_Exercise details_
All of the material below is to be restated word for word, apart from the pictures.

_Extracted entries_
'''
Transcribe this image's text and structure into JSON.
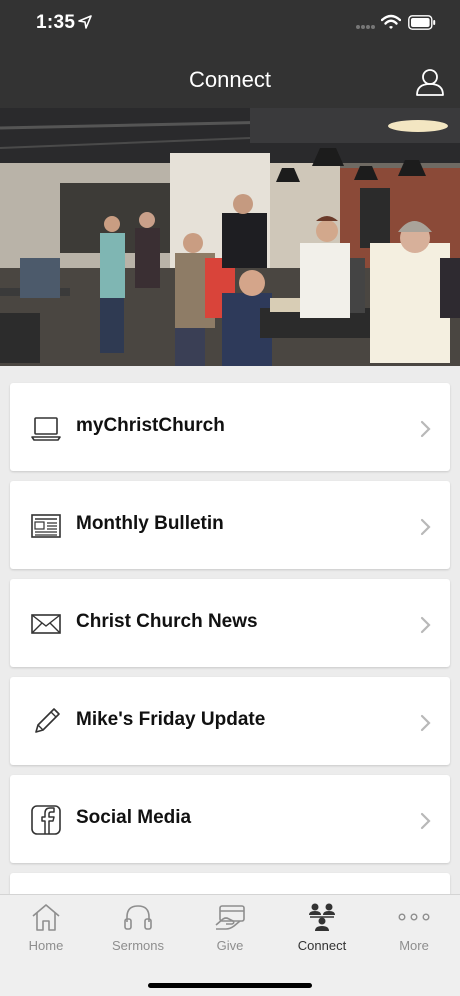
{
  "status": {
    "time": "1:35"
  },
  "nav": {
    "title": "Connect"
  },
  "hero": {
    "alt": "church fellowship hall photo"
  },
  "menu": [
    {
      "label": "myChristChurch",
      "icon": "laptop-icon"
    },
    {
      "label": "Monthly Bulletin",
      "icon": "newspaper-icon"
    },
    {
      "label": "Christ Church News",
      "icon": "envelope-icon"
    },
    {
      "label": "Mike's Friday Update",
      "icon": "pencil-icon"
    },
    {
      "label": "Social Media",
      "icon": "facebook-icon"
    }
  ],
  "tabs": [
    {
      "label": "Home",
      "icon": "home-icon",
      "active": false
    },
    {
      "label": "Sermons",
      "icon": "headphones-icon",
      "active": false
    },
    {
      "label": "Give",
      "icon": "give-card-icon",
      "active": false
    },
    {
      "label": "Connect",
      "icon": "people-icon",
      "active": true
    },
    {
      "label": "More",
      "icon": "more-dots-icon",
      "active": false
    }
  ],
  "colors": {
    "header": "#333333",
    "background": "#ececec",
    "tab_inactive": "#8e8e8e",
    "tab_active": "#333333"
  }
}
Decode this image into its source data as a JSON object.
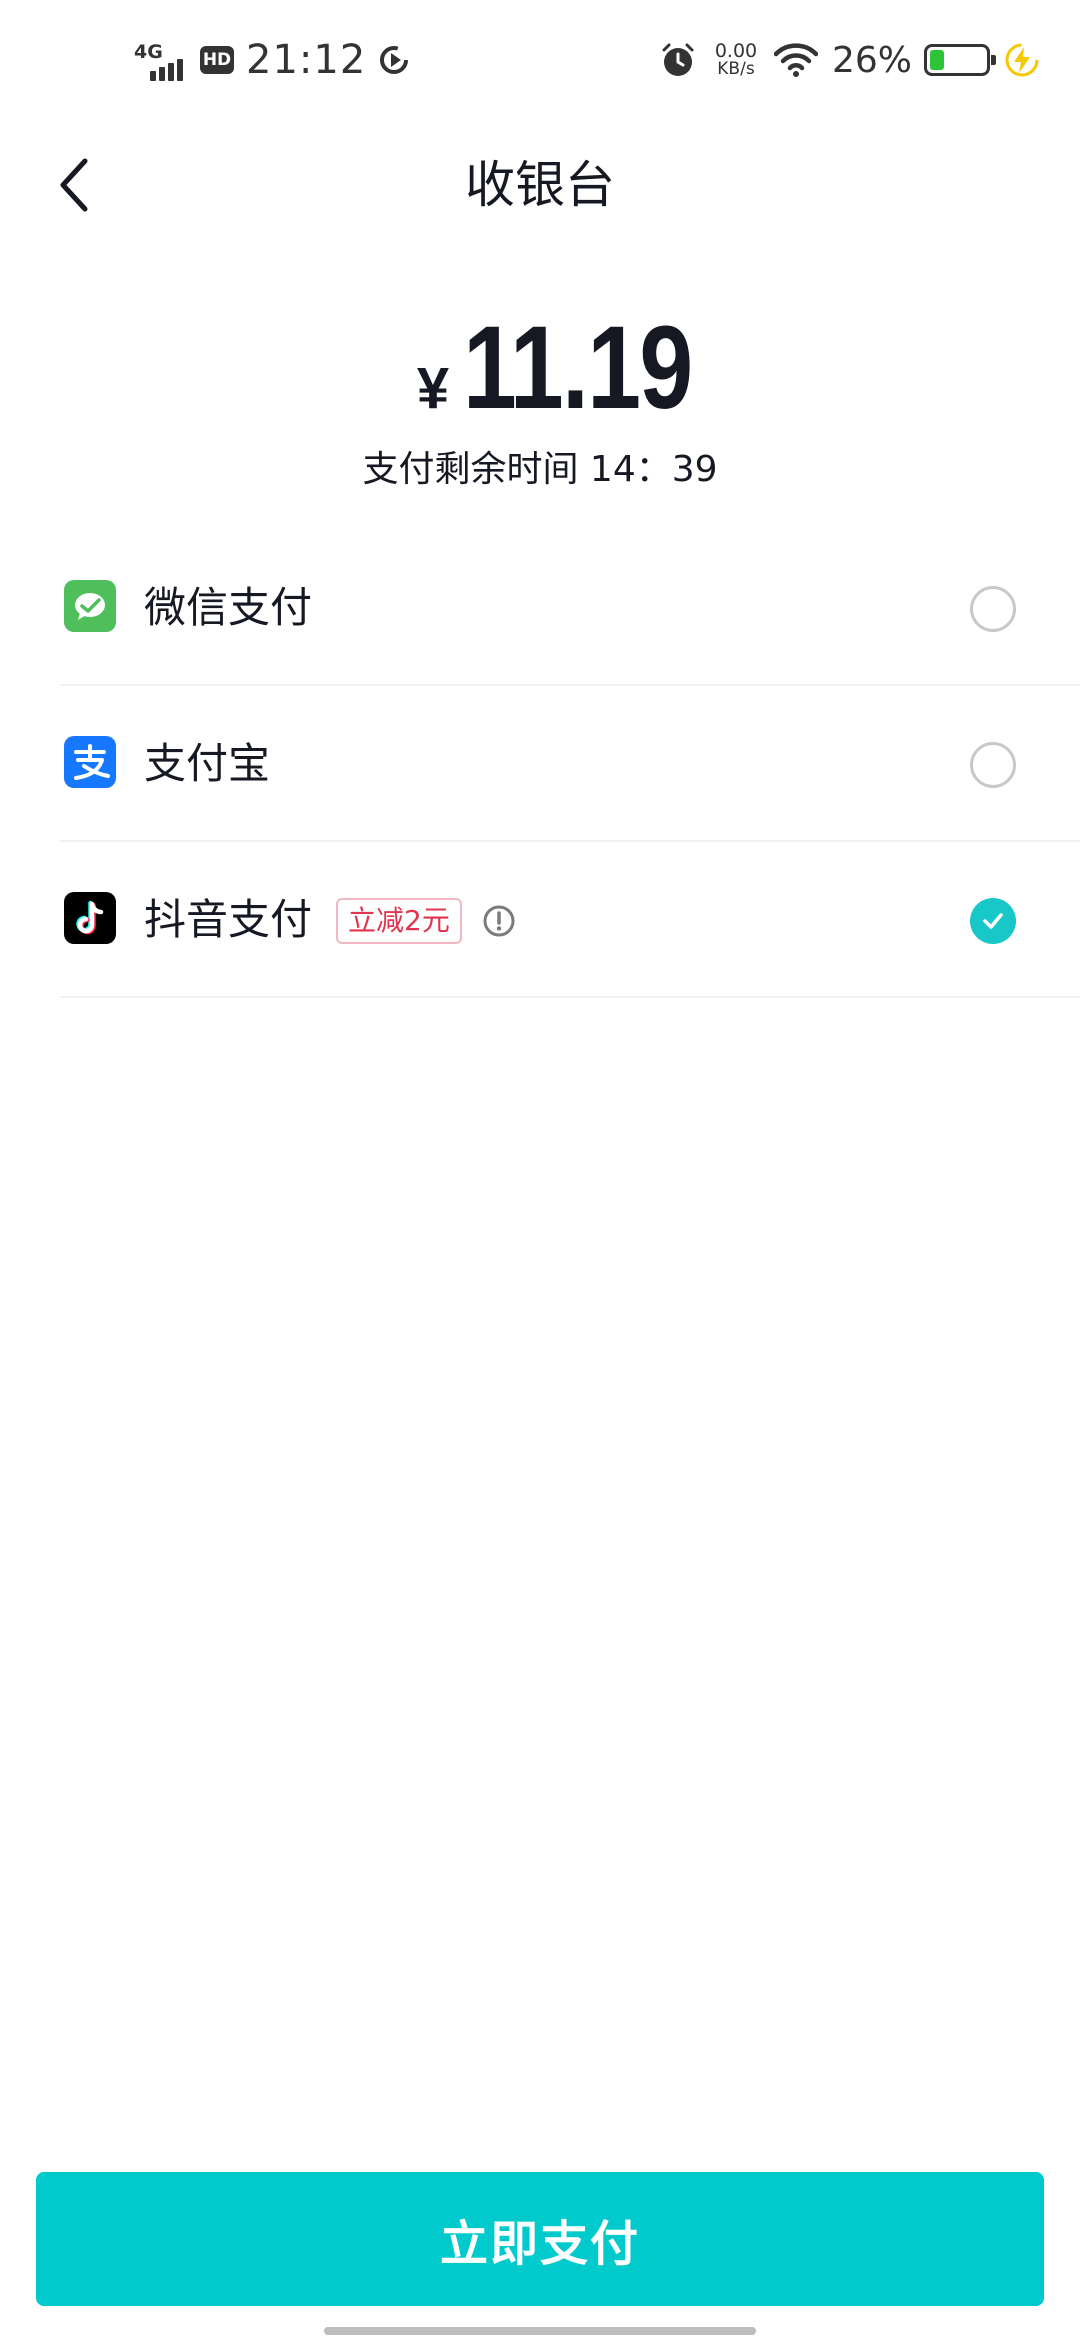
{
  "status_bar": {
    "network": "4G",
    "hd": "HD",
    "time": "21:12",
    "speed_value": "0.00",
    "speed_unit": "KB/s",
    "battery": "26%",
    "battery_level_pct": 26
  },
  "header": {
    "title": "收银台"
  },
  "amount": {
    "currency": "¥",
    "value": "11.19"
  },
  "countdown": "支付剩余时间 14：39",
  "payment_methods": [
    {
      "name": "微信支付",
      "icon": "wechat-pay-icon",
      "selected": false,
      "color": "#4fbf5b"
    },
    {
      "name": "支付宝",
      "icon": "alipay-icon",
      "selected": false,
      "color": "#1677ff"
    },
    {
      "name": "抖音支付",
      "icon": "douyin-icon",
      "selected": true,
      "badge": "立减2元",
      "color": "#000000"
    }
  ],
  "accent_color": "#00cacc",
  "pay_button_label": "立即支付"
}
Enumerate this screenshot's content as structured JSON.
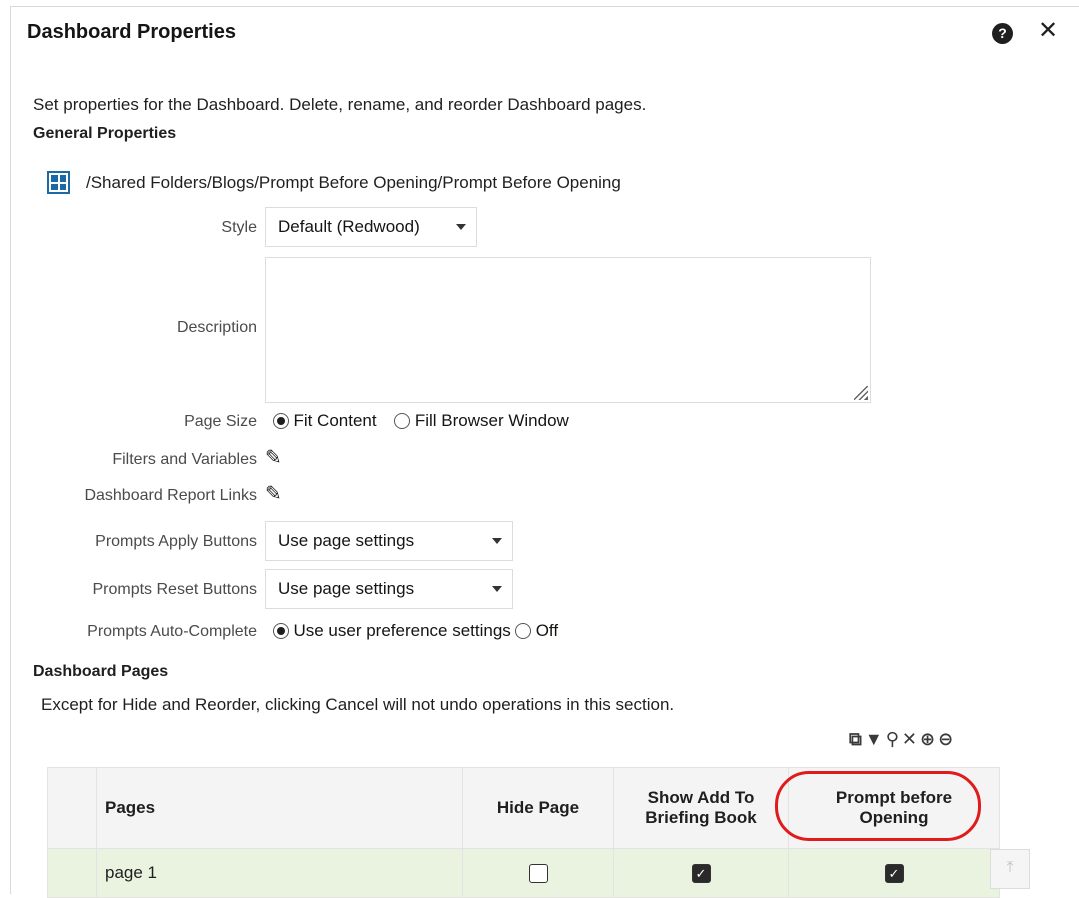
'''
_Finished exercise_
Transcribe this image's text and structure into JSON.
{
  "status": {
    "time": "1:35"
  },
  "nav": {
    "title": "Connect"
  },
  "hero": {
    "alt": "church fellowship hall photo"
  },
  "menu": [
    {
      "label": "myChristChurch",
      "icon": "laptop-icon"
    },
    {
      "label": "Monthly Bulletin",
      "icon": "newspaper-icon"
    },
    {
      "label": "Christ Church News",
      "icon": "envelope-icon"
    },
    {
      "label": "Mike's Friday Update",
      "icon": "pencil-icon"
    },
    {
      "label": "Social Media",
      "icon": "facebook-icon"
    }
  ],
  "tabs": [
    {
      "label": "Home",
      "icon": "home-icon",
      "active": false
    },
    {
      "label": "Sermons",
      "icon": "headphones-icon",
      "active": false
    },
    {
      "label": "Give",
      "icon": "give-card-icon",
      "active": false
    },
    {
      "label": "Connect",
      "icon": "people-icon",
      "active": true
    },
    {
      "label": "More",
      "icon": "more-dots-icon",
      "active": false
    }
  ],
  "colors": {
    "header": "#333333",
    "background": "#ececec",
    "tab_inactive": "#8e8e8e",
    "tab_active": "#333333"
  }
}
Decode this image into its source data as a JSON object.
{
  "status_bar": {
    "network": "4G",
    "hd": "HD",
    "time": "21:12",
    "speed_value": "0.00",
    "speed_unit": "KB/s",
    "battery": "26%",
    "battery_level_pct": 26
  },
  "header": {
    "title": "收银台"
  },
  "amount": {
    "currency": "¥",
    "value": "11.19"
  },
  "countdown": "支付剩余时间 14：39",
  "payment_methods": [
    {
      "name": "微信支付",
      "icon": "wechat-pay-icon",
      "selected": false,
      "color": "#4fbf5b"
    },
    {
      "name": "支付宝",
      "icon": "alipay-icon",
      "selected": false,
      "color": "#1677ff"
    },
    {
      "name": "抖音支付",
      "icon": "douyin-icon",
      "selected": true,
      "badge": "立减2元",
      "color": "#000000"
    }
  ],
  "accent_color": "#00cacc",
  "pay_button_label": "立即支付"
}
Enumerate this screenshot's content as structured JSON.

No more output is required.